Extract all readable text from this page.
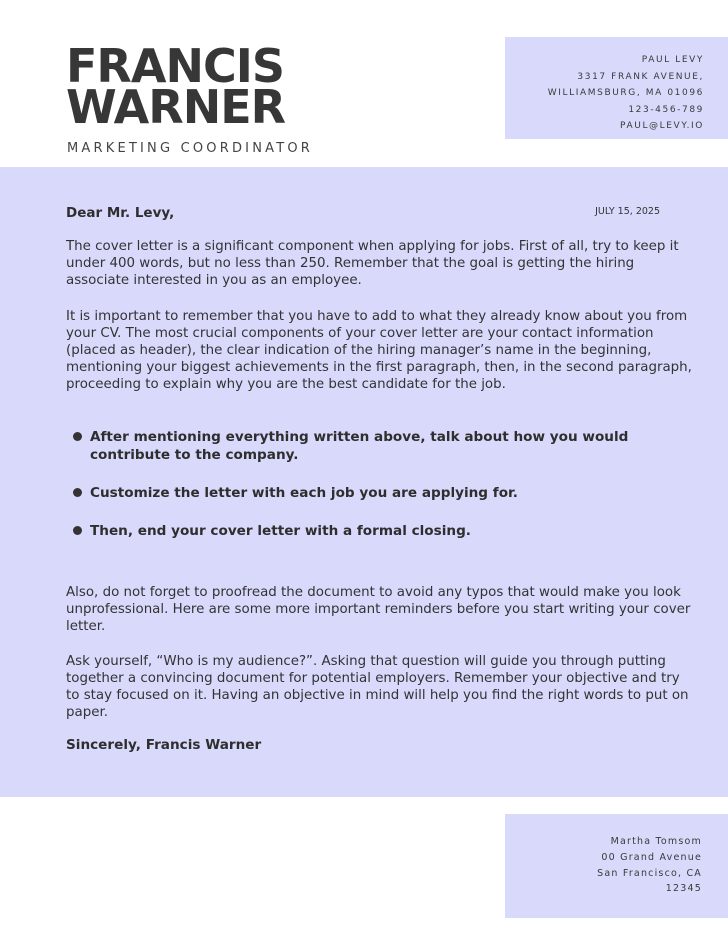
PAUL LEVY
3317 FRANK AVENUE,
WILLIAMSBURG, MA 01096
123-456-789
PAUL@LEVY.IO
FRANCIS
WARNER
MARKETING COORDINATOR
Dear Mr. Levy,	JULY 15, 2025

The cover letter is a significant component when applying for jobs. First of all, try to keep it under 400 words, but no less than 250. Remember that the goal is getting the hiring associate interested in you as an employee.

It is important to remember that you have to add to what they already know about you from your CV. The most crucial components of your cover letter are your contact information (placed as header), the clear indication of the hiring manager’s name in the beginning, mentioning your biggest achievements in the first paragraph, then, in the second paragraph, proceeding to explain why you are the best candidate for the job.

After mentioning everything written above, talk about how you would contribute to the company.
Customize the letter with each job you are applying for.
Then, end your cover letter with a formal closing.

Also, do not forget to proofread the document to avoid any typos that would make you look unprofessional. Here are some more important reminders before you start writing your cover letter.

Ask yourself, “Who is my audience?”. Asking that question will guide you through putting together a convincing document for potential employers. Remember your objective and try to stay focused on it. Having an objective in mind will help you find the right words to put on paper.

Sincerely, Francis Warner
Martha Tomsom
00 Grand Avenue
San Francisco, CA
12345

...

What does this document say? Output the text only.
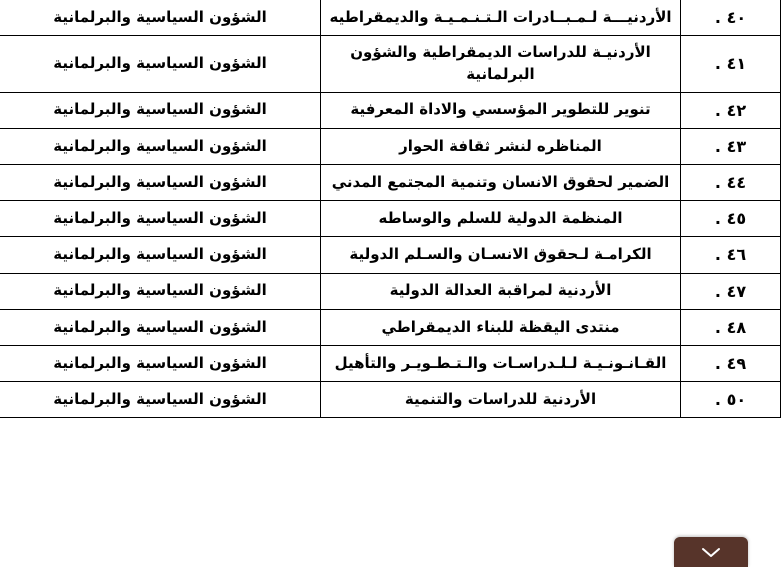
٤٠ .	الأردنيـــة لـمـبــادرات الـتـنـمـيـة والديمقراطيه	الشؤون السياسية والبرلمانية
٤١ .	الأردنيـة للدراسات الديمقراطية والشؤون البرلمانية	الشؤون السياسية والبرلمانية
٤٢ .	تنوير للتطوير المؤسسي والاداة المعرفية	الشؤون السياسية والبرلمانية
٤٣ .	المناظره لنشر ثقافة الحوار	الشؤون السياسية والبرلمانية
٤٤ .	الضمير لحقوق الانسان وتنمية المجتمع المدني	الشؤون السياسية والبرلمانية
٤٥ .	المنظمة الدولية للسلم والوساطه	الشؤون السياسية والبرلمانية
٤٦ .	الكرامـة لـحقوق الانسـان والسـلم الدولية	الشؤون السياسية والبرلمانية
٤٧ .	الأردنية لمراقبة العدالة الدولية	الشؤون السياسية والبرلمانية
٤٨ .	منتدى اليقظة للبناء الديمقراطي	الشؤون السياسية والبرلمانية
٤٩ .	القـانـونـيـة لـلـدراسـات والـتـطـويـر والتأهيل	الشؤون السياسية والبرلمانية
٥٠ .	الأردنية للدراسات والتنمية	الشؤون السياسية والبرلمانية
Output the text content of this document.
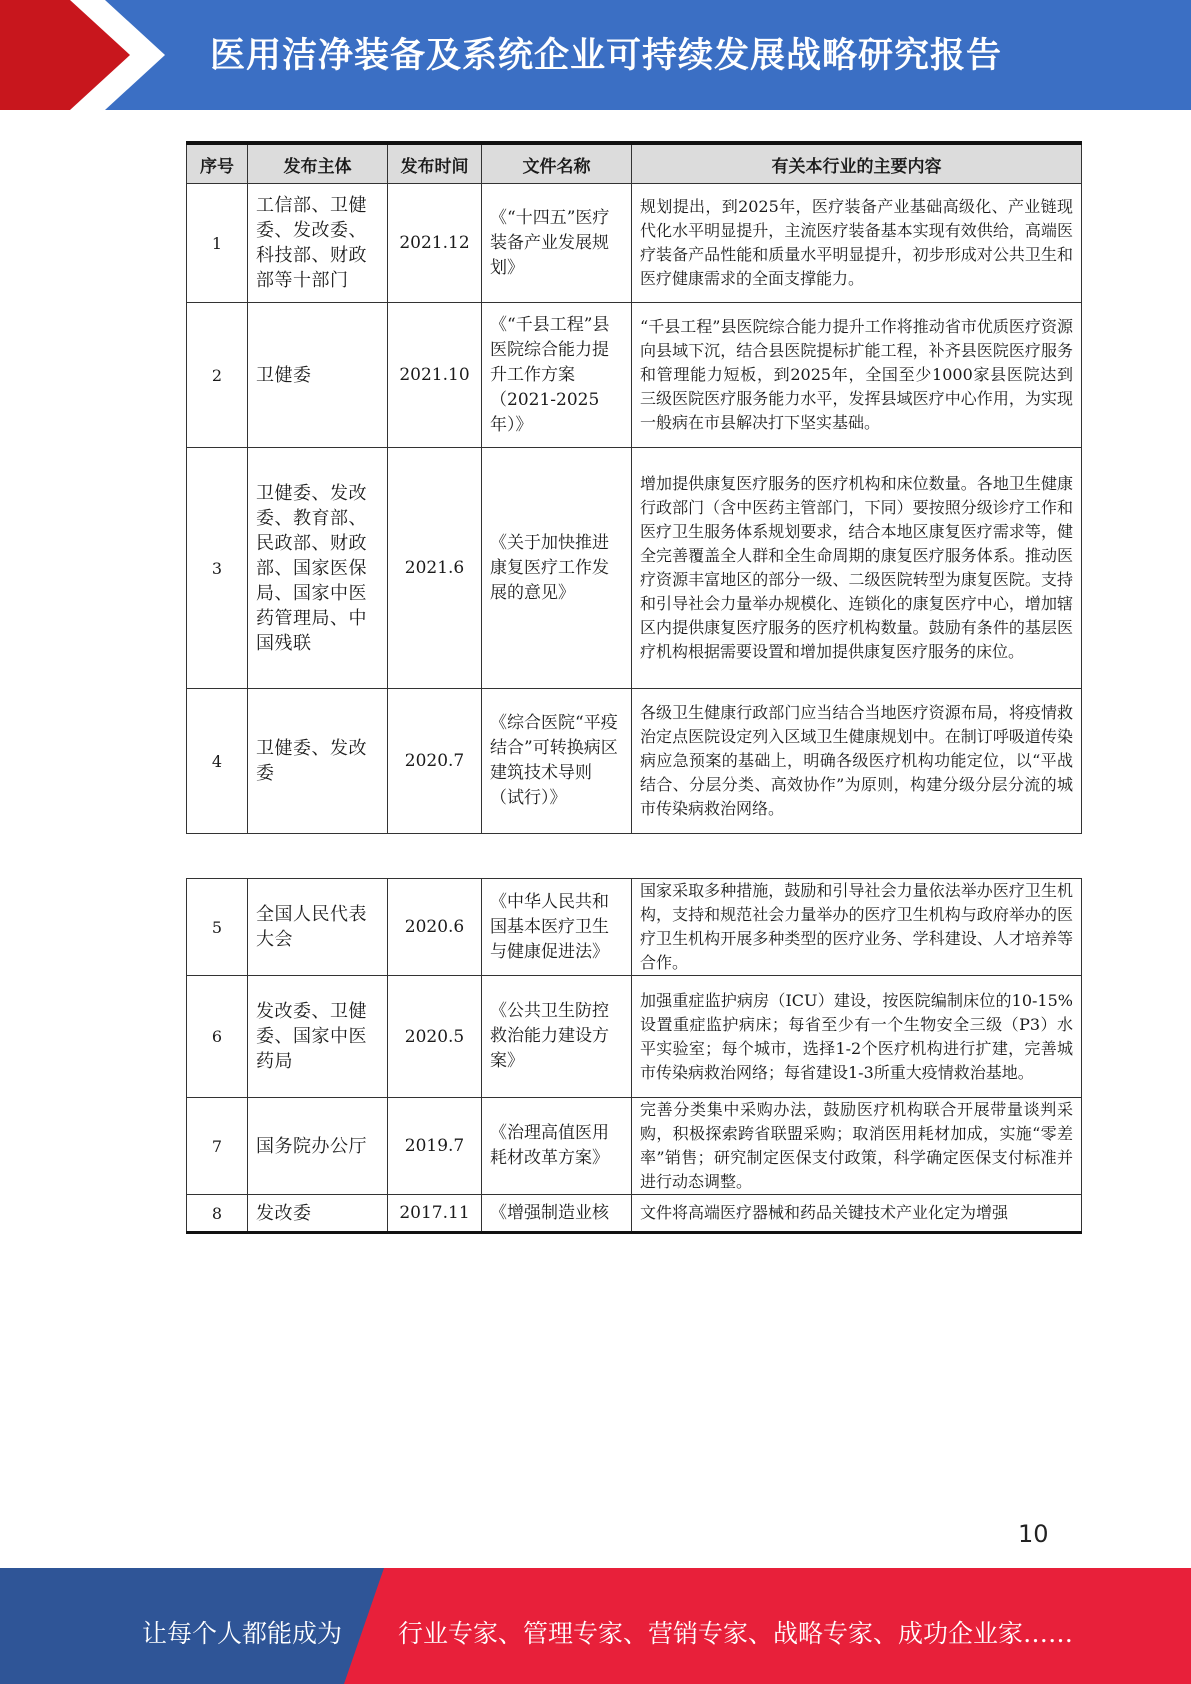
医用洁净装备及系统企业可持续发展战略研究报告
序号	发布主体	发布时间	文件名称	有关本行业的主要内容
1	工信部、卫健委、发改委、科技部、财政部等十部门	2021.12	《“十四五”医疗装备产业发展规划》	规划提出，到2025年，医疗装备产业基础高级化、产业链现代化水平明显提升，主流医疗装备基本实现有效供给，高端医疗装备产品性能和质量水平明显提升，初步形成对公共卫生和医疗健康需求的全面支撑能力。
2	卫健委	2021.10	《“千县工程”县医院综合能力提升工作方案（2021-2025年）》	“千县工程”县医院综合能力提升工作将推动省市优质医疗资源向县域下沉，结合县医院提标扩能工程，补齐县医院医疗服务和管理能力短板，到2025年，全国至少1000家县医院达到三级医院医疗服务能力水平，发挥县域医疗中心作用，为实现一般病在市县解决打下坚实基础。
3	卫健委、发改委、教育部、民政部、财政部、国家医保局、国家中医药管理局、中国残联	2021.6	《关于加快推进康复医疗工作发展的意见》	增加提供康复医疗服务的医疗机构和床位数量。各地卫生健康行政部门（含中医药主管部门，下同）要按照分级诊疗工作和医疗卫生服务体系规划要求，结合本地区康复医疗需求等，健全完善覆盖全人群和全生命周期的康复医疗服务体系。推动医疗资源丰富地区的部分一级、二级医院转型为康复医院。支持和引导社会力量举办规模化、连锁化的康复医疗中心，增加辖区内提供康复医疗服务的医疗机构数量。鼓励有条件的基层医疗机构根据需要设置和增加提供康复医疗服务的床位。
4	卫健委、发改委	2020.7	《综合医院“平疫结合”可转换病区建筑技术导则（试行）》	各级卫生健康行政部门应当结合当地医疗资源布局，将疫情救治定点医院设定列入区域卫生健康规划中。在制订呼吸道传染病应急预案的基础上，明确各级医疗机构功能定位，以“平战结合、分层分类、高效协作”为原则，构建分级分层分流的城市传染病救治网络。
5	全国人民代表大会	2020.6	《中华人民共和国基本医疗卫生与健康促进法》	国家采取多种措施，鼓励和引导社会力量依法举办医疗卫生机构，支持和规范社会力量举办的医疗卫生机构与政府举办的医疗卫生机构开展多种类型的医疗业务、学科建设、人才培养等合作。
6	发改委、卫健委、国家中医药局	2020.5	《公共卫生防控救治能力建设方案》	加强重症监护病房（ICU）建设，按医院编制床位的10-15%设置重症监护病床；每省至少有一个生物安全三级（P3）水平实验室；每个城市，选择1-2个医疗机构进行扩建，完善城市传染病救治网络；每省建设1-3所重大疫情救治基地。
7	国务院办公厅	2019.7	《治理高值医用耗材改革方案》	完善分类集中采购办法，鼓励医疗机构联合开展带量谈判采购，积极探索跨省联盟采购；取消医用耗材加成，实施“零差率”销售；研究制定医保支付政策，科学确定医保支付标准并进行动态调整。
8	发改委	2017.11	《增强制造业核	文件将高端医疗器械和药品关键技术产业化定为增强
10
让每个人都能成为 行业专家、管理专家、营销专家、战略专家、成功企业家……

▶ _WHAT IS NEEDED_
Only lines that contain the word "للدراسات" are wanted; copy each of them.

▶ _SOLUTION_
٤١ .	الأردنيـة للدراسات الديمقراطية والشؤون البرلمانية	الشؤون السياسية والبرلمانية
٥٠ .	الأردنية للدراسات والتنمية	الشؤون السياسية والبرلمانية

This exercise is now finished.